╭─ Records shown
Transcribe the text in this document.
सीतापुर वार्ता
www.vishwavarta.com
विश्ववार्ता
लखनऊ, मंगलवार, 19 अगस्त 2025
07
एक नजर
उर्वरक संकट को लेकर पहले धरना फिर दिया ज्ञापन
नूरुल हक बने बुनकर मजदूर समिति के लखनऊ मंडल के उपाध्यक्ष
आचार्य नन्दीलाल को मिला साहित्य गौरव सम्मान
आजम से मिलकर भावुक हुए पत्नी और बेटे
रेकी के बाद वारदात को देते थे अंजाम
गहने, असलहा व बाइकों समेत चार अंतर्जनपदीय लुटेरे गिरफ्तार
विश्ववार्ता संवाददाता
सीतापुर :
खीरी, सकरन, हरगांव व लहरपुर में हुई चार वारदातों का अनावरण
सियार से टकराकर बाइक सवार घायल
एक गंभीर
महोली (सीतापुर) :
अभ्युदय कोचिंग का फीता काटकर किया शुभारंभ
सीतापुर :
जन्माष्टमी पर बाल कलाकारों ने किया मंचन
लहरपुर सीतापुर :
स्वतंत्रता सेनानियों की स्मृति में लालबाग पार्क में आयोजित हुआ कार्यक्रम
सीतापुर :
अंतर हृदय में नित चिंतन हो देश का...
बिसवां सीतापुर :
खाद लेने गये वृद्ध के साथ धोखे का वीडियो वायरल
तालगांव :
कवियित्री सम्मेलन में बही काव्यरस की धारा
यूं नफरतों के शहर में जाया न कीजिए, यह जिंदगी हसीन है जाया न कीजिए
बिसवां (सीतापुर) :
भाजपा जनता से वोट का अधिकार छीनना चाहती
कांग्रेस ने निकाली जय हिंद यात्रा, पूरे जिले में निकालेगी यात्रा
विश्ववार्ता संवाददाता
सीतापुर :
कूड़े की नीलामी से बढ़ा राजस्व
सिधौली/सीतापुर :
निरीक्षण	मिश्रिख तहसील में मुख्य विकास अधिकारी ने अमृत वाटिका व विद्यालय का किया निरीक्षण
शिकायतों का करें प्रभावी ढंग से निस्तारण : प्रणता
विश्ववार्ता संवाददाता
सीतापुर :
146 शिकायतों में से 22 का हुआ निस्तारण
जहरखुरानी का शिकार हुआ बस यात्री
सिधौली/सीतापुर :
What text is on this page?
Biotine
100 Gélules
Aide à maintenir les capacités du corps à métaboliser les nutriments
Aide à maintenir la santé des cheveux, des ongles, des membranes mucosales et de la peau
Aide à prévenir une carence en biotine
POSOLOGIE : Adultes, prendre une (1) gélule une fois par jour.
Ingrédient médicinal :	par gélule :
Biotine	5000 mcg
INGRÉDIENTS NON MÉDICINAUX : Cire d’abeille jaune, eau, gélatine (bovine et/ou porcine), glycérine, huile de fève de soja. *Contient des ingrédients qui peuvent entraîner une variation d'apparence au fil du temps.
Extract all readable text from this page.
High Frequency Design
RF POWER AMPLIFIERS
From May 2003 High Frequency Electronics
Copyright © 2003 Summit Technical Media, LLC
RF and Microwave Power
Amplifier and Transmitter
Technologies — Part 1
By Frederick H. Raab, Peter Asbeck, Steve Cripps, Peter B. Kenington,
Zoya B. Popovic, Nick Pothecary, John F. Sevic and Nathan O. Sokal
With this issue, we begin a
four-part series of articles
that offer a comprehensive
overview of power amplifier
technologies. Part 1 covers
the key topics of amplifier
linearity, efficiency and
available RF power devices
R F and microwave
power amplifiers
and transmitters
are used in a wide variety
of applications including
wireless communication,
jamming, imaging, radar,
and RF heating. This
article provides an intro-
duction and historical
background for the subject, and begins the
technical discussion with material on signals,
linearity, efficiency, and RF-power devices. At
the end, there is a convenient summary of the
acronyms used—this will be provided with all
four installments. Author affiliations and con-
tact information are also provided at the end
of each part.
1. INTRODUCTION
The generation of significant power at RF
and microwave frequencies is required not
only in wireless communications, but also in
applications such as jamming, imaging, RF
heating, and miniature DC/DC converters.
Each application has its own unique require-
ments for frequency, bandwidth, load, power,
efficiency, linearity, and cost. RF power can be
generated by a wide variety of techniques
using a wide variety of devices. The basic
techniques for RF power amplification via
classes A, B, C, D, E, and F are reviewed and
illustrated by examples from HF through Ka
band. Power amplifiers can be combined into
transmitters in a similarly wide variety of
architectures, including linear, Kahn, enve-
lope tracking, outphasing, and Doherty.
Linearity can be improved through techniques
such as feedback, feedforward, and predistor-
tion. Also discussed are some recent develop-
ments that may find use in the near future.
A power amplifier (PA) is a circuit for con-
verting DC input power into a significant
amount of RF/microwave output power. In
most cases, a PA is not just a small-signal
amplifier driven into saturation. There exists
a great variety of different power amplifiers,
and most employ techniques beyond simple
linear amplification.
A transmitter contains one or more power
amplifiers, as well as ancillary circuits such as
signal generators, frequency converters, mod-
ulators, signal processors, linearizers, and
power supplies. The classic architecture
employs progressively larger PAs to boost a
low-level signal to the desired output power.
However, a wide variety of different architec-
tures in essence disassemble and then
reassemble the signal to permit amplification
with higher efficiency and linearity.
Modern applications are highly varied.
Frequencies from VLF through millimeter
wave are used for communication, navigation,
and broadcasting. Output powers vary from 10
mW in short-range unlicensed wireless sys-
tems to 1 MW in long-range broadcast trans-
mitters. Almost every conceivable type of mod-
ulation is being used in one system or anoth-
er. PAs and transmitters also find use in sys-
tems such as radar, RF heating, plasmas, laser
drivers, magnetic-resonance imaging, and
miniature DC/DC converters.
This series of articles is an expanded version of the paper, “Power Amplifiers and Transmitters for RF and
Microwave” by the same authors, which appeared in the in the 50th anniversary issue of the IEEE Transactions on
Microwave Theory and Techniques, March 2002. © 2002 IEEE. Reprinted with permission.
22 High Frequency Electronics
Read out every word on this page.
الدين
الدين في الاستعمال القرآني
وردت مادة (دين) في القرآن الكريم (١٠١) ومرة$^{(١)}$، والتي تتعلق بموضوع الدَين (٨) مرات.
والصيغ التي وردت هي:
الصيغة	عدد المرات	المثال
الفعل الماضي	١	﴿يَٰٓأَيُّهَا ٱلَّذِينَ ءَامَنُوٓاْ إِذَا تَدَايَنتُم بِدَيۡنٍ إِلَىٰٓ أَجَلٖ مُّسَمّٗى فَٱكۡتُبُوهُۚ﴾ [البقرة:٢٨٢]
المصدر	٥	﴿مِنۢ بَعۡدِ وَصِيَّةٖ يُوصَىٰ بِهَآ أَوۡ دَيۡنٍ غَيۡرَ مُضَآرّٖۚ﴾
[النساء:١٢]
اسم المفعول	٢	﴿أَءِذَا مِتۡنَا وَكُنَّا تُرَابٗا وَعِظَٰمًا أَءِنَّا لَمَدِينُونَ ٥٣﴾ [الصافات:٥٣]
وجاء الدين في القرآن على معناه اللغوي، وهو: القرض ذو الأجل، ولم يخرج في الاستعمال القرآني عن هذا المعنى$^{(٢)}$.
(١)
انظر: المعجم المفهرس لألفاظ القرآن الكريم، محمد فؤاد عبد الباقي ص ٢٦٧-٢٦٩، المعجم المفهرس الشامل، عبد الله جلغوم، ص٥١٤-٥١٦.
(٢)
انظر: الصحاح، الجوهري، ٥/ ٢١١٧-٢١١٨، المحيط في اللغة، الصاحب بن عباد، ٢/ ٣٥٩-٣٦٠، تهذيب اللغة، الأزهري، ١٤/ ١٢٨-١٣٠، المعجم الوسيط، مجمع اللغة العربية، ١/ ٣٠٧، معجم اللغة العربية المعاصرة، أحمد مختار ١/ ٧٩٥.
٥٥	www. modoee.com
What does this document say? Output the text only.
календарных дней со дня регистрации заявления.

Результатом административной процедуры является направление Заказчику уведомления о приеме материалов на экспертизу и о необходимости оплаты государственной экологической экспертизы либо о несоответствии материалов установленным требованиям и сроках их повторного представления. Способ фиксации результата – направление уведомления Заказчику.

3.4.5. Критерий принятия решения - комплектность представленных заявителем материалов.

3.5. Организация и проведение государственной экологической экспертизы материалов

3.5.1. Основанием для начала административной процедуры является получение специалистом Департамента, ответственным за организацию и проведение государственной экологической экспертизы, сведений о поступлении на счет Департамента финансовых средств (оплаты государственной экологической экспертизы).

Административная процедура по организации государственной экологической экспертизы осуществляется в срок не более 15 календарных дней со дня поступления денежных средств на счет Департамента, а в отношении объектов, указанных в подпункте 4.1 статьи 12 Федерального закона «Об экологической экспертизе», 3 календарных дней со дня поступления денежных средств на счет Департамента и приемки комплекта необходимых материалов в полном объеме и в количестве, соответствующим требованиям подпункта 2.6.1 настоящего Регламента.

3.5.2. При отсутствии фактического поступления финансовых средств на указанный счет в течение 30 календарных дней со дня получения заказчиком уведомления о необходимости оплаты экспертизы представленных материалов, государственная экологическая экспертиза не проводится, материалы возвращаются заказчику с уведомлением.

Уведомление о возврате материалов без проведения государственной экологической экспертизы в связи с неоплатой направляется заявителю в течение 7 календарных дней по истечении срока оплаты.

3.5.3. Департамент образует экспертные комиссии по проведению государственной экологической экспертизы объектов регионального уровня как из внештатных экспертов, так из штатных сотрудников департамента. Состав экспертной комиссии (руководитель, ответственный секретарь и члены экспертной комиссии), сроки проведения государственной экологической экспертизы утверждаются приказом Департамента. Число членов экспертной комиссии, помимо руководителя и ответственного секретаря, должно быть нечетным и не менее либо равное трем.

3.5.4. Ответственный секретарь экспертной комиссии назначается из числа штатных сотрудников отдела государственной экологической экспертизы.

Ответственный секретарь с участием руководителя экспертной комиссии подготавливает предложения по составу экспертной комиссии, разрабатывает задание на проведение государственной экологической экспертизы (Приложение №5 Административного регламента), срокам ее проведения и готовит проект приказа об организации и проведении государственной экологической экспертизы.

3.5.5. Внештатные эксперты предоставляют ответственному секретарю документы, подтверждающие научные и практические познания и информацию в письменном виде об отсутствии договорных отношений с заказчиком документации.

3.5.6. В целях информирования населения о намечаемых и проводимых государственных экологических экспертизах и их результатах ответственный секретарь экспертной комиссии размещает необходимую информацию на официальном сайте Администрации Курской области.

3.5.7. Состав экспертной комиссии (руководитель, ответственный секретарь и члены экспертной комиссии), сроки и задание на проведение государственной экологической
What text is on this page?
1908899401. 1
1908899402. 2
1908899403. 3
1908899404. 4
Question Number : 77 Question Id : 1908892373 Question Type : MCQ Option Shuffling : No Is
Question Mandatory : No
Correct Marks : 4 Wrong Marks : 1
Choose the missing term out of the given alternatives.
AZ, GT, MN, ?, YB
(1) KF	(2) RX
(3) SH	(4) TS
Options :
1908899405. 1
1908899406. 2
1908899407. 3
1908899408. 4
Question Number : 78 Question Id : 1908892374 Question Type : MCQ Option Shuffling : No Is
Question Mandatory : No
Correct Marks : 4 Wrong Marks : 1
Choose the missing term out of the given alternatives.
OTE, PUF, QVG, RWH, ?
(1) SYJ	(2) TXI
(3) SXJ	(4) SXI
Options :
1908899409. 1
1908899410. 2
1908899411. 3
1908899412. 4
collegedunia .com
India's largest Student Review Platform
╰─
_Work instructions_. Using the entries above, state how many lines include the word "требованиям", with no other words.

_Solution for this problem_. 2